Given task -
Restate all of the entries exactly, dropping any pictures they hold.

======== Task material ========

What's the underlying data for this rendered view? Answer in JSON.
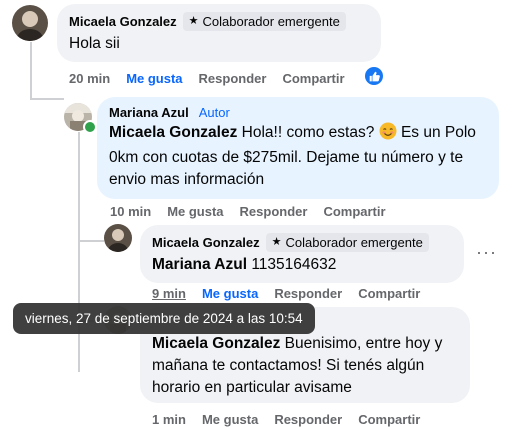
{
  "comments": [
    {
      "author": "Micaela Gonzalez",
      "badge": "Colaborador emergente",
      "text": "Hola sii",
      "time": "20 min",
      "like_label": "Me gusta",
      "reply_label": "Responder",
      "share_label": "Compartir"
    },
    {
      "author": "Mariana Azul",
      "author_tag": "Autor",
      "mention": "Micaela Gonzalez",
      "text_before_emoji": " Hola!! como estas? ",
      "text_after_emoji": " Es un Polo 0km con cuotas de $275mil. Dejame tu número y te envio mas información",
      "time": "10 min",
      "like_label": "Me gusta",
      "reply_label": "Responder",
      "share_label": "Compartir"
    },
    {
      "author": "Micaela Gonzalez",
      "badge": "Colaborador emergente",
      "mention": "Mariana Azul",
      "text": " 1135164632",
      "time": "9 min",
      "like_label": "Me gusta",
      "reply_label": "Responder",
      "share_label": "Compartir"
    },
    {
      "mention": "Micaela Gonzalez",
      "text": " Buenisimo, entre hoy y mañana te contactamos! Si tenés algún horario en particular avisame",
      "time": "1 min",
      "like_label": "Me gusta",
      "reply_label": "Responder",
      "share_label": "Compartir"
    }
  ],
  "tooltip": "viernes, 27 de septiembre de 2024 a las 10:54",
  "colors": {
    "link_blue": "#0866ff",
    "bubble_grey": "#f0f2f5",
    "bubble_blue": "#e7f3ff",
    "meta_grey": "#65676b"
  },
  "icons": {
    "badge": "star-icon",
    "reaction": "like-icon",
    "menu": "more-options-icon",
    "emoji": "smiling-face-emoji"
  }
}
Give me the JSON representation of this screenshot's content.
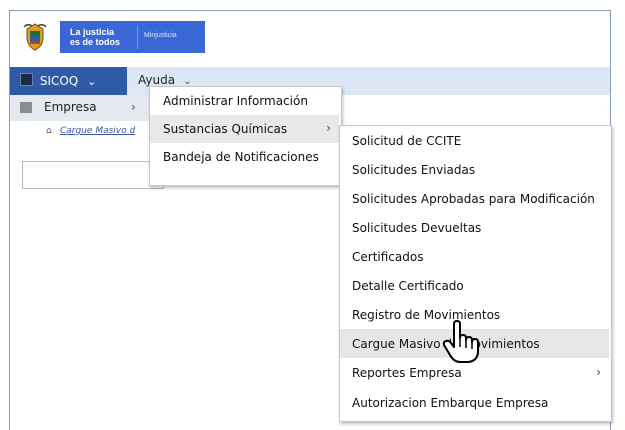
{
  "header": {
    "logo_line1": "La justicia",
    "logo_line2": "es de todos",
    "logo_brand": "Minjusticia"
  },
  "navbar": {
    "main_menu": "SICOQ",
    "main_chevron": "⌄",
    "help_menu": "Ayuda",
    "help_chevron": "⌄"
  },
  "submenu_level1": {
    "label": "Empresa",
    "chevron": "›"
  },
  "breadcrumb": {
    "text": "Cargue Masivo d"
  },
  "menu_level2": [
    {
      "label": "Administrar Información"
    },
    {
      "label": "Sustancias Químicas",
      "chevron": "›"
    },
    {
      "label": "Bandeja de Notificaciones"
    }
  ],
  "menu_level3": [
    {
      "label": "Solicitud de CCITE"
    },
    {
      "label": "Solicitudes Enviadas"
    },
    {
      "label": "Solicitudes Aprobadas para Modificación"
    },
    {
      "label": "Solicitudes Devueltas"
    },
    {
      "label": "Certificados"
    },
    {
      "label": "Detalle Certificado"
    },
    {
      "label": "Registro de Movimientos"
    },
    {
      "label": "Cargue Masivo de Movimientos"
    },
    {
      "label": "Reportes Empresa",
      "chevron": "›"
    },
    {
      "label": "Autorizacion Embarque Empresa"
    }
  ],
  "colors": {
    "navbar_bg": "#dde6f5",
    "sicoq_bg": "#2f5aa6",
    "logo_bg": "#3a67d6",
    "highlight": "#e6e6e6"
  }
}
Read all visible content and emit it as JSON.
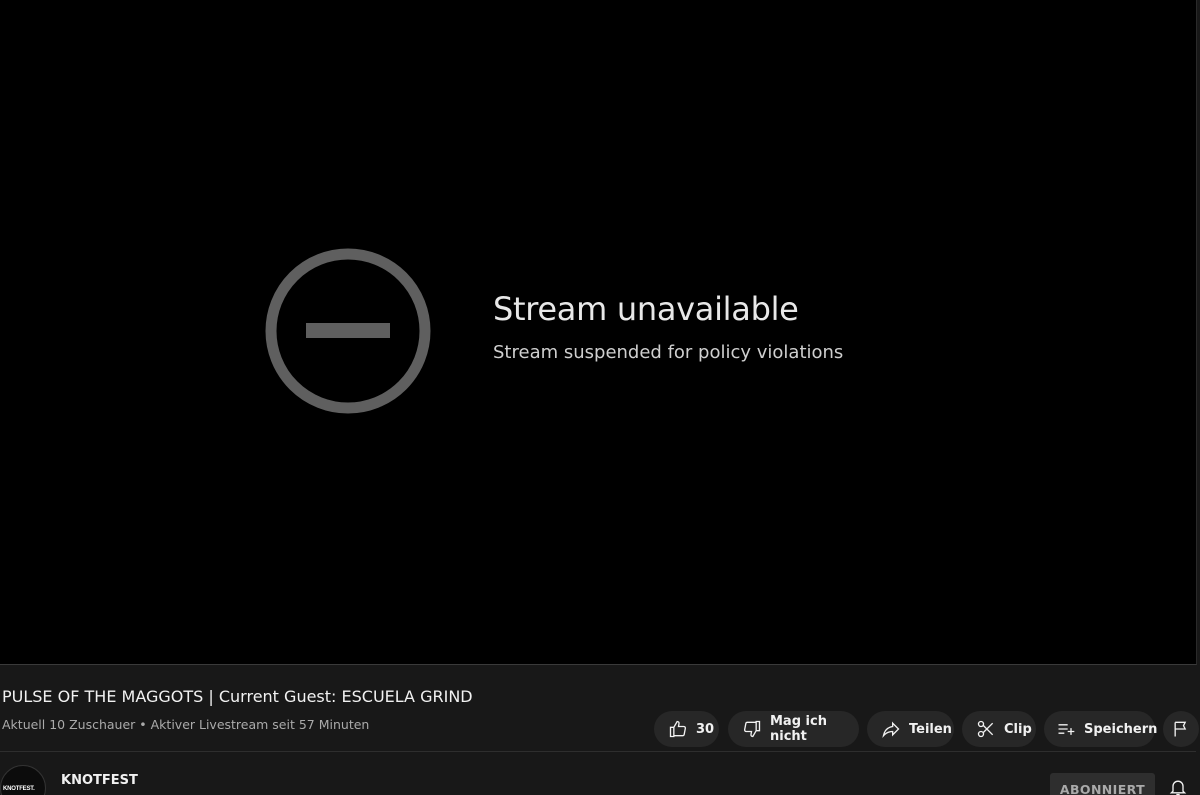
{
  "player": {
    "title": "Stream unavailable",
    "subtitle": "Stream suspended for policy violations",
    "icon": "circle-minus-icon"
  },
  "video": {
    "title": "PULSE OF THE MAGGOTS | Current Guest: ESCUELA GRIND",
    "info": "Aktuell 10 Zuschauer • Aktiver Livestream seit 57 Minuten"
  },
  "actions": {
    "like_count": "30",
    "dislike_label": "Mag ich nicht",
    "share_label": "Teilen",
    "clip_label": "Clip",
    "save_label": "Speichern"
  },
  "channel": {
    "name": "KNOTFEST",
    "avatar_text": "KNOTFEST.",
    "subscribe_label": "ABONNIERT"
  },
  "colors": {
    "background": "#181818",
    "player": "#000000",
    "pill": "#272727",
    "icon_gray": "#5f5f5f"
  }
}
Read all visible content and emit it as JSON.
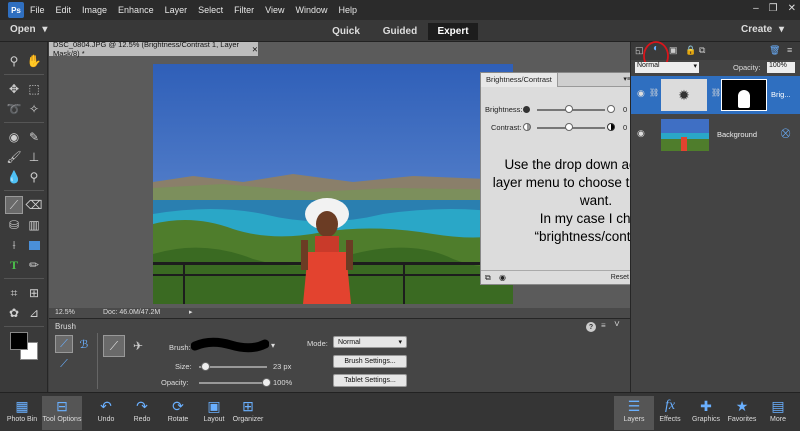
{
  "menu": {
    "logo": "Ps",
    "items": [
      "File",
      "Edit",
      "Image",
      "Enhance",
      "Layer",
      "Select",
      "Filter",
      "View",
      "Window",
      "Help"
    ],
    "window_controls": [
      "–",
      "❐",
      "✕"
    ]
  },
  "modebar": {
    "open_label": "Open",
    "open_arrow": "▾",
    "modes": [
      "Quick",
      "Guided",
      "Expert"
    ],
    "active_mode": "Expert",
    "create_label": "Create",
    "create_arrow": "▾"
  },
  "document": {
    "tab_title": "DSC_0804.JPG @ 12.5% (Brightness/Contrast 1, Layer Mask/8) *",
    "close": "✕",
    "zoom": "12.5%",
    "doc_size": "Doc: 46.0M/47.2M",
    "status_arrow": "▸"
  },
  "adjustment_panel": {
    "tab_label": "Brightness/Contrast",
    "menu": "▾≡",
    "brightness_label": "Brightness:",
    "brightness_value": "0",
    "contrast_label": "Contrast:",
    "contrast_value": "0",
    "reset_label": "Reset"
  },
  "annotation": {
    "line1": "Use the drop down adjustment",
    "line2": "layer menu to choose the type you want.",
    "line3": "In my case I chose “brightness/contrast”"
  },
  "layers_panel": {
    "blend_mode": "Normal",
    "opacity_label": "Opacity:",
    "opacity_value": "100%",
    "adjustment_layer_name": "Brig...",
    "background_layer_name": "Background",
    "dropdown_arrow": "▾"
  },
  "tool_options": {
    "tool_name": "Brush",
    "brush_label": "Brush:",
    "size_label": "Size:",
    "size_value": "23 px",
    "size_fraction": 0.1,
    "opacity_label": "Opacity:",
    "opacity_value": "100%",
    "opacity_fraction": 1.0,
    "mode_label": "Mode:",
    "mode_value": "Normal",
    "brush_settings_label": "Brush Settings...",
    "tablet_settings_label": "Tablet Settings...",
    "help": "?",
    "menu": "≡",
    "collapse": "˅",
    "dropdown_arrow": "▾"
  },
  "bottom_bar": {
    "left": [
      "Photo Bin",
      "Tool Options",
      "Undo",
      "Redo",
      "Rotate",
      "Layout",
      "Organizer"
    ],
    "right": [
      "Layers",
      "Effects",
      "Graphics",
      "Favorites",
      "More"
    ]
  },
  "colors": {
    "accent_blue": "#4a8fd8",
    "annotation_circle": "#d9151b",
    "sky": "#3f6fc4",
    "panel_light": "#dcdcdc"
  }
}
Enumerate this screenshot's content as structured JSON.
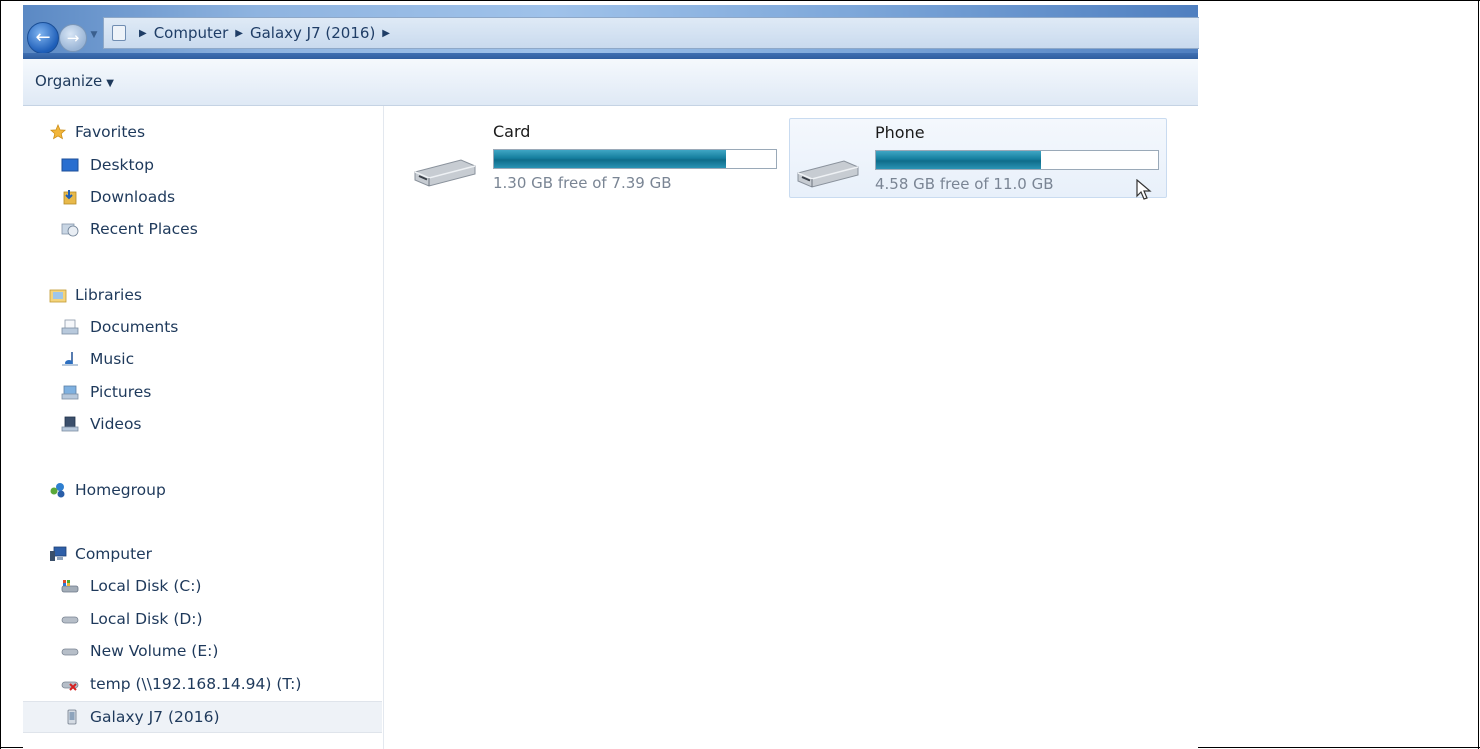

========

Expected answer -
What's the underlying data for this rendered view? Answer in JSON.
{
  "comments": [
    {
      "author": "Micaela Gonzalez",
      "badge": "Colaborador emergente",
      "text": "Hola sii",
      "time": "20 min",
      "like_label": "Me gusta",
      "reply_label": "Responder",
      "share_label": "Compartir"
    },
    {
      "author": "Mariana Azul",
      "author_tag": "Autor",
      "mention": "Micaela Gonzalez",
      "text_before_emoji": " Hola!! como estas? ",
      "text_after_emoji": " Es un Polo 0km con cuotas de $275mil. Dejame tu número y te envio mas información",
      "time": "10 min",
      "like_label": "Me gusta",
      "reply_label": "Responder",
      "share_label": "Compartir"
    },
    {
      "author": "Micaela Gonzalez",
      "badge": "Colaborador emergente",
      "mention": "Mariana Azul",
      "text": " 1135164632",
      "time": "9 min",
      "like_label": "Me gusta",
      "reply_label": "Responder",
      "share_label": "Compartir"
    },
    {
      "mention": "Micaela Gonzalez",
      "text": " Buenisimo, entre hoy y mañana te contactamos! Si tenés algún horario en particular avisame",
      "time": "1 min",
      "like_label": "Me gusta",
      "reply_label": "Responder",
      "share_label": "Compartir"
    }
  ],
  "tooltip": "viernes, 27 de septiembre de 2024 a las 10:54",
  "colors": {
    "link_blue": "#0866ff",
    "bubble_grey": "#f0f2f5",
    "bubble_blue": "#e7f3ff",
    "meta_grey": "#65676b"
  },
  "icons": {
    "badge": "star-icon",
    "reaction": "like-icon",
    "menu": "more-options-icon",
    "emoji": "smiling-face-emoji"
  }
}
Give me the JSON representation of this screenshot's content.
{
  "header": {
    "logo_line1": "La justicia",
    "logo_line2": "es de todos",
    "logo_brand": "Minjusticia"
  },
  "navbar": {
    "main_menu": "SICOQ",
    "main_chevron": "⌄",
    "help_menu": "Ayuda",
    "help_chevron": "⌄"
  },
  "submenu_level1": {
    "label": "Empresa",
    "chevron": "›"
  },
  "breadcrumb": {
    "text": "Cargue Masivo d"
  },
  "menu_level2": [
    {
      "label": "Administrar Información"
    },
    {
      "label": "Sustancias Químicas",
      "chevron": "›"
    },
    {
      "label": "Bandeja de Notificaciones"
    }
  ],
  "menu_level3": [
    {
      "label": "Solicitud de CCITE"
    },
    {
      "label": "Solicitudes Enviadas"
    },
    {
      "label": "Solicitudes Aprobadas para Modificación"
    },
    {
      "label": "Solicitudes Devueltas"
    },
    {
      "label": "Certificados"
    },
    {
      "label": "Detalle Certificado"
    },
    {
      "label": "Registro de Movimientos"
    },
    {
      "label": "Cargue Masivo de Movimientos"
    },
    {
      "label": "Reportes Empresa",
      "chevron": "›"
    },
    {
      "label": "Autorizacion Embarque Empresa"
    }
  ],
  "colors": {
    "navbar_bg": "#dde6f5",
    "sicoq_bg": "#2f5aa6",
    "logo_bg": "#3a67d6",
    "highlight": "#e6e6e6"
  }
}
Read all visible content and emit it as JSON.
{
  "player": {
    "title": "Stream unavailable",
    "subtitle": "Stream suspended for policy violations",
    "icon": "circle-minus-icon"
  },
  "video": {
    "title": "PULSE OF THE MAGGOTS | Current Guest: ESCUELA GRIND",
    "info": "Aktuell 10 Zuschauer • Aktiver Livestream seit 57 Minuten"
  },
  "actions": {
    "like_count": "30",
    "dislike_label": "Mag ich nicht",
    "share_label": "Teilen",
    "clip_label": "Clip",
    "save_label": "Speichern"
  },
  "channel": {
    "name": "KNOTFEST",
    "avatar_text": "KNOTFEST.",
    "subscribe_label": "ABONNIERT"
  },
  "colors": {
    "background": "#181818",
    "player": "#000000",
    "pill": "#272727",
    "icon_gray": "#5f5f5f"
  }
}
Read all visible content and emit it as JSON.
{
  "menu": {
    "logo": "Ps",
    "items": [
      "File",
      "Edit",
      "Image",
      "Enhance",
      "Layer",
      "Select",
      "Filter",
      "View",
      "Window",
      "Help"
    ],
    "window_controls": [
      "–",
      "❐",
      "✕"
    ]
  },
  "modebar": {
    "open_label": "Open",
    "open_arrow": "▾",
    "modes": [
      "Quick",
      "Guided",
      "Expert"
    ],
    "active_mode": "Expert",
    "create_label": "Create",
    "create_arrow": "▾"
  },
  "document": {
    "tab_title": "DSC_0804.JPG @ 12.5% (Brightness/Contrast 1, Layer Mask/8) *",
    "close": "✕",
    "zoom": "12.5%",
    "doc_size": "Doc: 46.0M/47.2M",
    "status_arrow": "▸"
  },
  "adjustment_panel": {
    "tab_label": "Brightness/Contrast",
    "menu": "▾≡",
    "brightness_label": "Brightness:",
    "brightness_value": "0",
    "contrast_label": "Contrast:",
    "contrast_value": "0",
    "reset_label": "Reset"
  },
  "annotation": {
    "line1": "Use the drop down adjustment",
    "line2": "layer menu to choose the type you want.",
    "line3": "In my case I chose “brightness/contrast”"
  },
  "layers_panel": {
    "blend_mode": "Normal",
    "opacity_label": "Opacity:",
    "opacity_value": "100%",
    "adjustment_layer_name": "Brig...",
    "background_layer_name": "Background",
    "dropdown_arrow": "▾"
  },
  "tool_options": {
    "tool_name": "Brush",
    "brush_label": "Brush:",
    "size_label": "Size:",
    "size_value": "23 px",
    "size_fraction": 0.1,
    "opacity_label": "Opacity:",
    "opacity_value": "100%",
    "opacity_fraction": 1.0,
    "mode_label": "Mode:",
    "mode_value": "Normal",
    "brush_settings_label": "Brush Settings...",
    "tablet_settings_label": "Tablet Settings...",
    "help": "?",
    "menu": "≡",
    "collapse": "˅",
    "dropdown_arrow": "▾"
  },
  "bottom_bar": {
    "left": [
      "Photo Bin",
      "Tool Options",
      "Undo",
      "Redo",
      "Rotate",
      "Layout",
      "Organizer"
    ],
    "right": [
      "Layers",
      "Effects",
      "Graphics",
      "Favorites",
      "More"
    ]
  },
  "colors": {
    "accent_blue": "#4a8fd8",
    "annotation_circle": "#d9151b",
    "sky": "#3f6fc4",
    "panel_light": "#dcdcdc"
  }
}
Enumerate this screenshot's content as structured JSON.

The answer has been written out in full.